## Challenge:
Find how many lines of the listing include the string "credits", and report only that figure.
-- start of Data supplied --
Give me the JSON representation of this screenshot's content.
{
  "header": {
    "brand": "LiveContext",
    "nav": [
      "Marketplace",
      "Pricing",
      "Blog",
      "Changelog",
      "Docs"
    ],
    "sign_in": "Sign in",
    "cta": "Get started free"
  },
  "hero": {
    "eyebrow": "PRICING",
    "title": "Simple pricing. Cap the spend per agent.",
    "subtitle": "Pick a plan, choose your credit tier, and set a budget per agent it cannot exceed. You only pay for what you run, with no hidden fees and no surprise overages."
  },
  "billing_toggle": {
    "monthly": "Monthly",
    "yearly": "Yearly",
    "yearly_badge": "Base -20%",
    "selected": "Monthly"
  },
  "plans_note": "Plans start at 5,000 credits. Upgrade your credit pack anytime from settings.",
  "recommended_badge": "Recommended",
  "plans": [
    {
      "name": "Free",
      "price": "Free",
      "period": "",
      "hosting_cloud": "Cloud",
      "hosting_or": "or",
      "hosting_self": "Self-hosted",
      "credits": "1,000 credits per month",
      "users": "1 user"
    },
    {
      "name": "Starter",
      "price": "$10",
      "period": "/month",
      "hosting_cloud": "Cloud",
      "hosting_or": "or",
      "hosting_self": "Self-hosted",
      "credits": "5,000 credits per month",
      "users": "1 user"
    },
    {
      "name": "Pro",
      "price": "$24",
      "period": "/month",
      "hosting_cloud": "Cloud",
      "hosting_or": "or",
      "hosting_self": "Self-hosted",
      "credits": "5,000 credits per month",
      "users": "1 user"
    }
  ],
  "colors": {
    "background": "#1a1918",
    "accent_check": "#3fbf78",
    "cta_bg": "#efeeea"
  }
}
-- end of Data supplied --
-- start of Data supplied --
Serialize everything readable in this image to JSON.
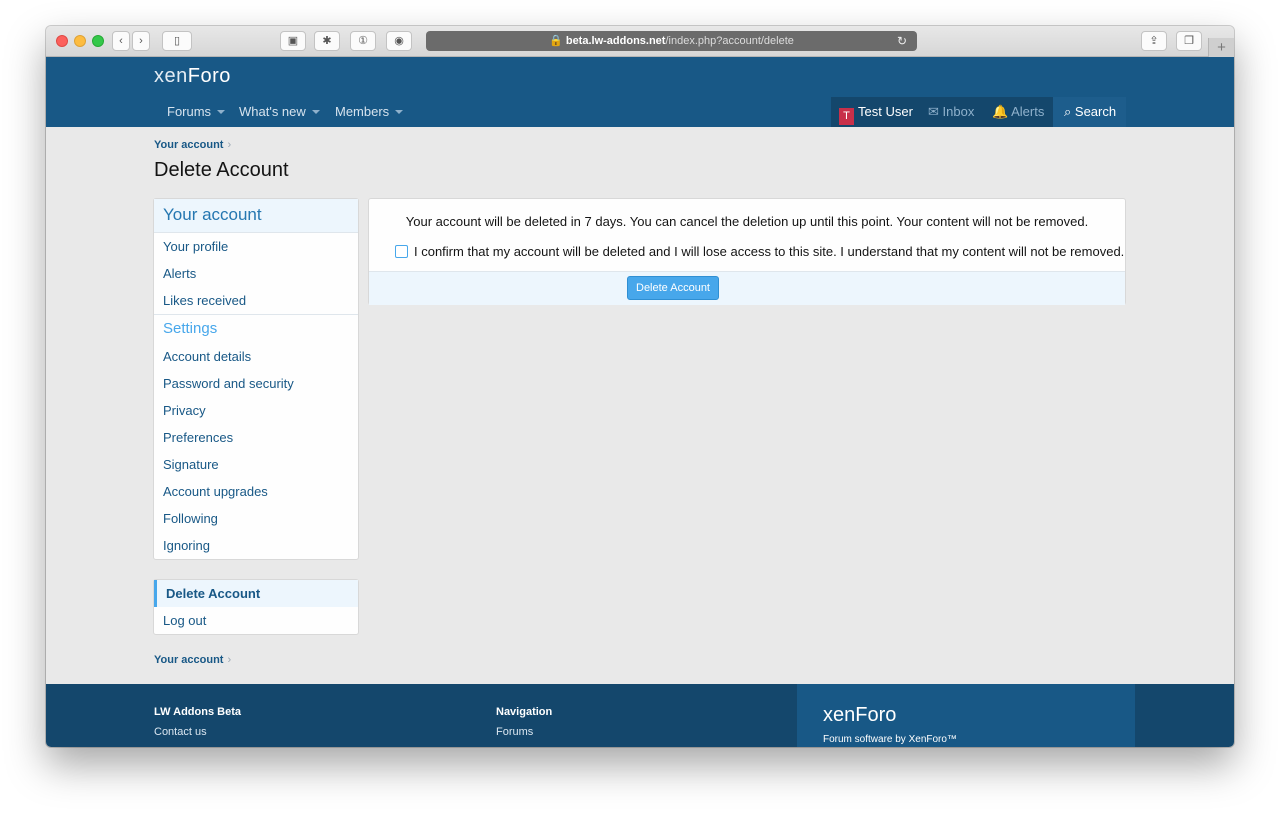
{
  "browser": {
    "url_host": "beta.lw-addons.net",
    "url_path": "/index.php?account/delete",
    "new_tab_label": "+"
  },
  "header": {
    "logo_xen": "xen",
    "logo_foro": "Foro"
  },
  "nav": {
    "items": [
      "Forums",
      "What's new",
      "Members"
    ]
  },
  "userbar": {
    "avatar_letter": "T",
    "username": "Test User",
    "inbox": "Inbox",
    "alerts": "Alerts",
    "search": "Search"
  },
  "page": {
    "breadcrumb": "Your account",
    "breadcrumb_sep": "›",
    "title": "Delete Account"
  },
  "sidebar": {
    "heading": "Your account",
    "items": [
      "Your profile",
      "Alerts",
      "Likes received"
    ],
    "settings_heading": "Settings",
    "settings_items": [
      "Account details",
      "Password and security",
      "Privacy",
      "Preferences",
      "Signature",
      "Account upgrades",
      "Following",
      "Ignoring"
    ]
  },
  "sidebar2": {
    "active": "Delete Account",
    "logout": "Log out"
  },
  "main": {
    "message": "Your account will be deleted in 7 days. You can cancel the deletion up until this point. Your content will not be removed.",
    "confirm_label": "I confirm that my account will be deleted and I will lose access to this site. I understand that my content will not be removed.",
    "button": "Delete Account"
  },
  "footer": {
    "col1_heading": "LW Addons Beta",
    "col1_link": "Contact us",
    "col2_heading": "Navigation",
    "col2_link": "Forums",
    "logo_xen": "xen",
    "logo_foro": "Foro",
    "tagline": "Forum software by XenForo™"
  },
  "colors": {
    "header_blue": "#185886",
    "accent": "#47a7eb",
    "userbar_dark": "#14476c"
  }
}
-- end of Data supplied --
## Complete answer:
4